Directive: Go through the lines below and copy each one that holds the string "label".

◇ ◇ ◇ ◇

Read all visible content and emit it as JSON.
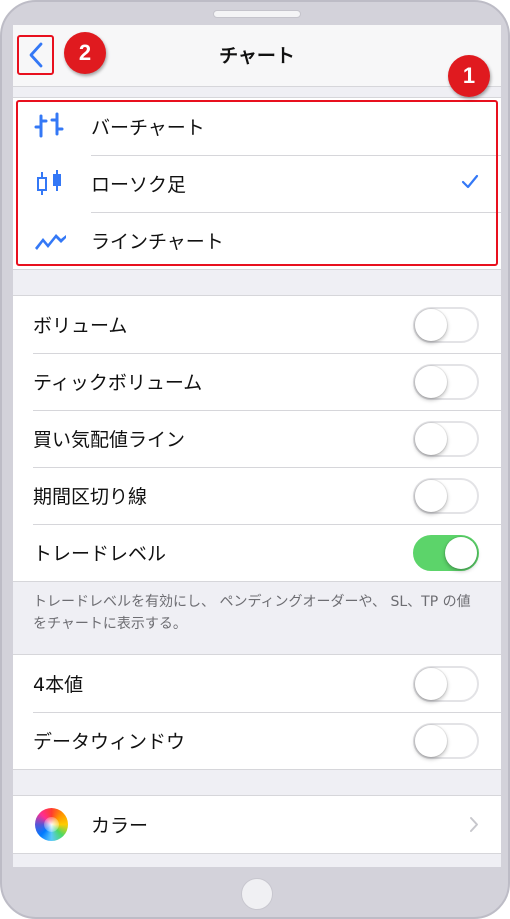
{
  "nav": {
    "title": "チャート"
  },
  "callouts": {
    "one": "1",
    "two": "2"
  },
  "chart_types": [
    {
      "label": "バーチャート",
      "icon": "bar-chart-icon",
      "selected": false
    },
    {
      "label": "ローソク足",
      "icon": "candlestick-icon",
      "selected": true
    },
    {
      "label": "ラインチャート",
      "icon": "line-chart-icon",
      "selected": false
    }
  ],
  "display_settings": [
    {
      "label": "ボリューム",
      "on": false
    },
    {
      "label": "ティックボリューム",
      "on": false
    },
    {
      "label": "買い気配値ライン",
      "on": false
    },
    {
      "label": "期間区切り線",
      "on": false
    },
    {
      "label": "トレードレベル",
      "on": true
    }
  ],
  "footnote": "トレードレベルを有効にし、 ペンディングオーダーや、 SL、TP の値をチャートに表示する。",
  "more_settings": [
    {
      "label": "4本値",
      "on": false
    },
    {
      "label": "データウィンドウ",
      "on": false
    }
  ],
  "color_row": {
    "label": "カラー",
    "icon": "color-wheel-icon"
  },
  "colors": {
    "accent": "#3478f6",
    "toggle_on": "#5cd46a",
    "highlight": "#e8101e"
  }
}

◇ ◇ ◇ ◇

Solution:
      "label": "バーチャート",
      "label": "ローソク足",
      "label": "ラインチャート",
      "label": "ボリューム",
      "label": "ティックボリューム",
      "label": "買い気配値ライン",
      "label": "期間区切り線",
      "label": "トレードレベル",
      "label": "4本値",
      "label": "データウィンドウ",
    "label": "カラー",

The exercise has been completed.